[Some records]
/---

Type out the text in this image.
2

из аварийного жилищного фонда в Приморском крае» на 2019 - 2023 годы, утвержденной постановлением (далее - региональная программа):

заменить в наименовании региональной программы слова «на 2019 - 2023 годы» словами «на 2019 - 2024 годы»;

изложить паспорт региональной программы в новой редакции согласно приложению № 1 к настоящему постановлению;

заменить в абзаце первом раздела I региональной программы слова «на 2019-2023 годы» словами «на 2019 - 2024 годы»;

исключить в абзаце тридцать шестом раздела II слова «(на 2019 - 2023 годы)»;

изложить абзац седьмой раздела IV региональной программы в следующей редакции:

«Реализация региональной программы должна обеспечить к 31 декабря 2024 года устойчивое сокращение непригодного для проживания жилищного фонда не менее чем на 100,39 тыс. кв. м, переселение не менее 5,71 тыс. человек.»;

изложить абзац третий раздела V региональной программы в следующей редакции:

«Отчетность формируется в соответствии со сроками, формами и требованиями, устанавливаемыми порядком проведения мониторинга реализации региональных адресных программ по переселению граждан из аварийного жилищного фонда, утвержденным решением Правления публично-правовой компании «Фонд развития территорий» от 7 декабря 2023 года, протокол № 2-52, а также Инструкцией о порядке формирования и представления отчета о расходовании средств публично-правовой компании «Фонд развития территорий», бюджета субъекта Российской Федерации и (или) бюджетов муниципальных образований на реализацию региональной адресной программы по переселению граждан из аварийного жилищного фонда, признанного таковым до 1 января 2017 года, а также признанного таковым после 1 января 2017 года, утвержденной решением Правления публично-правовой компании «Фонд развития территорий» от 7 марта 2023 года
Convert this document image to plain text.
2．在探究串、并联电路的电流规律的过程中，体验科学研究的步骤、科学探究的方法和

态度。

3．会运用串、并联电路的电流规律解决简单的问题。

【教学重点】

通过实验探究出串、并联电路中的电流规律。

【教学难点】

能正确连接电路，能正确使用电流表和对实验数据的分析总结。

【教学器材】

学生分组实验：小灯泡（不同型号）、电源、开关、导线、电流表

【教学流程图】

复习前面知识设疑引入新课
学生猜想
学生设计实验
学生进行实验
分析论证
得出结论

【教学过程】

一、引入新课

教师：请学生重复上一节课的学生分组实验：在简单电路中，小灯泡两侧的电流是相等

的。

\---

### Task statement
Please reproduce each record precisely as written.

### Answer to this exercise
Type out the text in this image.
2

из аварийного жилищного фонда в Приморском крае» на 2019 - 2023 годы, утвержденной постановлением (далее - региональная программа):

заменить в наименовании региональной программы слова «на 2019 - 2023 годы» словами «на 2019 - 2024 годы»;

изложить паспорт региональной программы в новой редакции согласно приложению № 1 к настоящему постановлению;

заменить в абзаце первом раздела I региональной программы слова «на 2019-2023 годы» словами «на 2019 - 2024 годы»;

исключить в абзаце тридцать шестом раздела II слова «(на 2019 - 2023 годы)»;

изложить абзац седьмой раздела IV региональной программы в следующей редакции:

«Реализация региональной программы должна обеспечить к 31 декабря 2024 года устойчивое сокращение непригодного для проживания жилищного фонда не менее чем на 100,39 тыс. кв. м, переселение не менее 5,71 тыс. человек.»;

изложить абзац третий раздела V региональной программы в следующей редакции:

«Отчетность формируется в соответствии со сроками, формами и требованиями, устанавливаемыми порядком проведения мониторинга реализации региональных адресных программ по переселению граждан из аварийного жилищного фонда, утвержденным решением Правления публично-правовой компании «Фонд развития территорий» от 7 декабря 2023 года, протокол № 2-52, а также Инструкцией о порядке формирования и представления отчета о расходовании средств публично-правовой компании «Фонд развития территорий», бюджета субъекта Российской Федерации и (или) бюджетов муниципальных образований на реализацию региональной адресной программы по переселению граждан из аварийного жилищного фонда, признанного таковым до 1 января 2017 года, а также признанного таковым после 1 января 2017 года, утвержденной решением Правления публично-правовой компании «Фонд развития территорий» от 7 марта 2023 года
Convert this document image to plain text.
2．在探究串、并联电路的电流规律的过程中，体验科学研究的步骤、科学探究的方法和

态度。

3．会运用串、并联电路的电流规律解决简单的问题。

【教学重点】

通过实验探究出串、并联电路中的电流规律。

【教学难点】

能正确连接电路，能正确使用电流表和对实验数据的分析总结。

【教学器材】

学生分组实验：小灯泡（不同型号）、电源、开关、导线、电流表

【教学流程图】

复习前面知识设疑引入新课
学生猜想
学生设计实验
学生进行实验
分析论证
得出结论

【教学过程】

一、引入新课

教师：请学生重复上一节课的学生分组实验：在简单电路中，小灯泡两侧的电流是相等

的。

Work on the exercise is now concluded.